» Task description: Reproduce the records below in full and word for word, excluding pictures.

» Exercise materials:
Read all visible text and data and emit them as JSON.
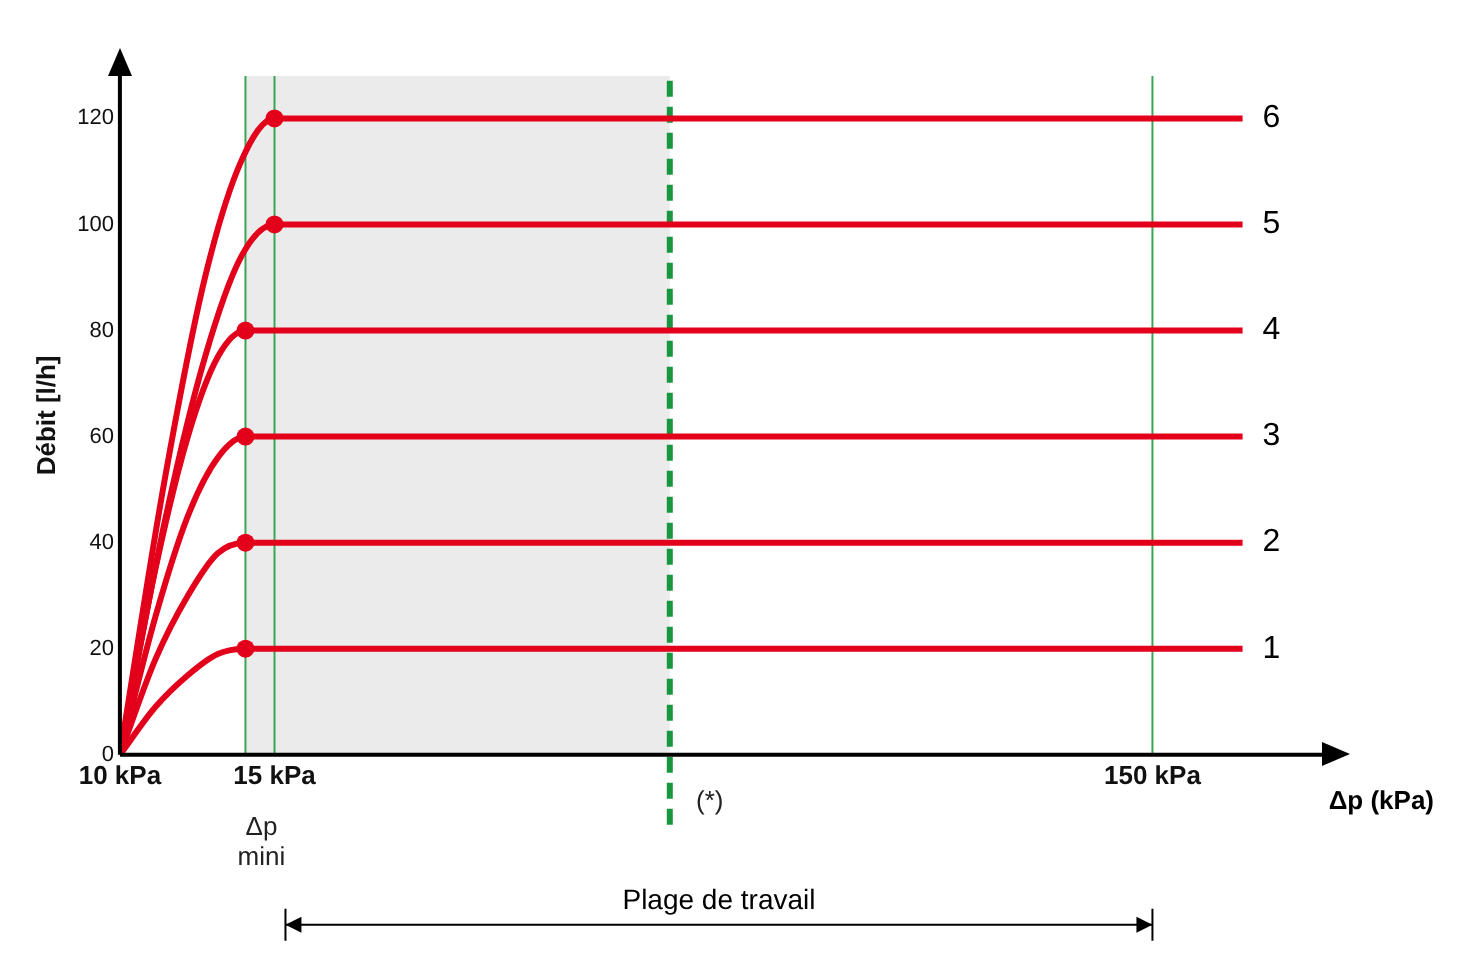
{
  "chart_data": {
    "type": "line",
    "ylabel": "Débit [l/h]",
    "xlabel": "Δp (kPa)",
    "log": "x",
    "xlim": [
      10,
      234
    ],
    "ylim": [
      0,
      128
    ],
    "xticks": [
      {
        "value": 10,
        "label": "10 kPa"
      },
      {
        "value": 15,
        "label": "15 kPa"
      },
      {
        "value": 150,
        "label": "150 kPa"
      }
    ],
    "yticks": [
      0,
      20,
      40,
      60,
      80,
      100,
      120
    ],
    "marker": "circle",
    "line_style": "solid",
    "legend": false,
    "grid": false,
    "series": [
      {
        "name": "1",
        "color": "#e3001b",
        "marker": "none",
        "x": [
          10,
          10.975,
          11.95,
          12.925,
          13.9,
          190
        ],
        "values": [
          0,
          9,
          15,
          19,
          20,
          20
        ]
      },
      {
        "name": "2",
        "color": "#e3001b",
        "marker": "none",
        "x": [
          10,
          10.975,
          11.95,
          12.925,
          13.9,
          190
        ],
        "values": [
          0,
          18,
          30,
          38,
          40,
          40
        ]
      },
      {
        "name": "3",
        "color": "#e3001b",
        "marker": "none",
        "x": [
          10,
          10.975,
          11.95,
          12.925,
          13.9,
          190
        ],
        "values": [
          0,
          26,
          45,
          56,
          60,
          60
        ]
      },
      {
        "name": "4",
        "color": "#e3001b",
        "marker": "none",
        "x": [
          10,
          10.975,
          11.95,
          12.925,
          13.9,
          190
        ],
        "values": [
          0,
          35,
          60,
          75,
          80,
          80
        ]
      },
      {
        "name": "5",
        "color": "#e3001b",
        "marker": "none",
        "x": [
          10,
          11.25,
          12.5,
          13.75,
          15,
          190
        ],
        "values": [
          0,
          44,
          75,
          94,
          100,
          100
        ]
      },
      {
        "name": "6",
        "color": "#e3001b",
        "marker": "none",
        "x": [
          10,
          11.25,
          12.5,
          13.75,
          15,
          190
        ],
        "values": [
          0,
          52,
          90,
          112,
          120,
          120
        ]
      },
      {
        "type": "scatter",
        "color": "#e3001b",
        "x": [
          13.9,
          13.9,
          13.9,
          13.9,
          15,
          15
        ],
        "values": [
          20,
          40,
          60,
          80,
          100,
          120
        ]
      }
    ],
    "bands": [
      {
        "axis": "x",
        "from": 13.9,
        "to": 42.3,
        "color": "#ebebeb"
      }
    ],
    "ref_lines": [
      {
        "axis": "x",
        "value": 13.9,
        "label": "Δp mini",
        "color": "#3aa655",
        "line_style": "solid"
      },
      {
        "axis": "x",
        "value": 15,
        "color": "#3aa655",
        "line_style": "solid"
      },
      {
        "axis": "x",
        "value": 42.3,
        "label": "(*)",
        "color": "#1a9641",
        "line_style": "dashed"
      },
      {
        "axis": "x",
        "value": 150,
        "color": "#3aa655",
        "line_style": "solid"
      }
    ],
    "annotations": [
      "Plage de travail"
    ]
  }
}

» Reply:
Read all visible text and data and emit them as JSON.
{
  "chart_data": {
    "type": "line",
    "ylabel": "Débit [l/h]",
    "xlabel": "Δp (kPa)",
    "log": "x",
    "xlim": [
      10,
      234
    ],
    "ylim": [
      0,
      128
    ],
    "xticks": [
      {
        "value": 10,
        "label": "10 kPa"
      },
      {
        "value": 15,
        "label": "15 kPa"
      },
      {
        "value": 150,
        "label": "150 kPa"
      }
    ],
    "yticks": [
      0,
      20,
      40,
      60,
      80,
      100,
      120
    ],
    "marker": "circle",
    "line_style": "solid",
    "legend": false,
    "grid": false,
    "series": [
      {
        "name": "1",
        "color": "#e3001b",
        "marker": "none",
        "x": [
          10,
          10.975,
          11.95,
          12.925,
          13.9,
          190
        ],
        "values": [
          0,
          9,
          15,
          19,
          20,
          20
        ]
      },
      {
        "name": "2",
        "color": "#e3001b",
        "marker": "none",
        "x": [
          10,
          10.975,
          11.95,
          12.925,
          13.9,
          190
        ],
        "values": [
          0,
          18,
          30,
          38,
          40,
          40
        ]
      },
      {
        "name": "3",
        "color": "#e3001b",
        "marker": "none",
        "x": [
          10,
          10.975,
          11.95,
          12.925,
          13.9,
          190
        ],
        "values": [
          0,
          26,
          45,
          56,
          60,
          60
        ]
      },
      {
        "name": "4",
        "color": "#e3001b",
        "marker": "none",
        "x": [
          10,
          10.975,
          11.95,
          12.925,
          13.9,
          190
        ],
        "values": [
          0,
          35,
          60,
          75,
          80,
          80
        ]
      },
      {
        "name": "5",
        "color": "#e3001b",
        "marker": "none",
        "x": [
          10,
          11.25,
          12.5,
          13.75,
          15,
          190
        ],
        "values": [
          0,
          44,
          75,
          94,
          100,
          100
        ]
      },
      {
        "name": "6",
        "color": "#e3001b",
        "marker": "none",
        "x": [
          10,
          11.25,
          12.5,
          13.75,
          15,
          190
        ],
        "values": [
          0,
          52,
          90,
          112,
          120,
          120
        ]
      },
      {
        "type": "scatter",
        "color": "#e3001b",
        "x": [
          13.9,
          13.9,
          13.9,
          13.9,
          15,
          15
        ],
        "values": [
          20,
          40,
          60,
          80,
          100,
          120
        ]
      }
    ],
    "bands": [
      {
        "axis": "x",
        "from": 13.9,
        "to": 42.3,
        "color": "#ebebeb"
      }
    ],
    "ref_lines": [
      {
        "axis": "x",
        "value": 13.9,
        "label": "Δp mini",
        "color": "#3aa655",
        "line_style": "solid"
      },
      {
        "axis": "x",
        "value": 15,
        "color": "#3aa655",
        "line_style": "solid"
      },
      {
        "axis": "x",
        "value": 42.3,
        "label": "(*)",
        "color": "#1a9641",
        "line_style": "dashed"
      },
      {
        "axis": "x",
        "value": 150,
        "color": "#3aa655",
        "line_style": "solid"
      }
    ],
    "annotations": [
      "Plage de travail"
    ]
  }
}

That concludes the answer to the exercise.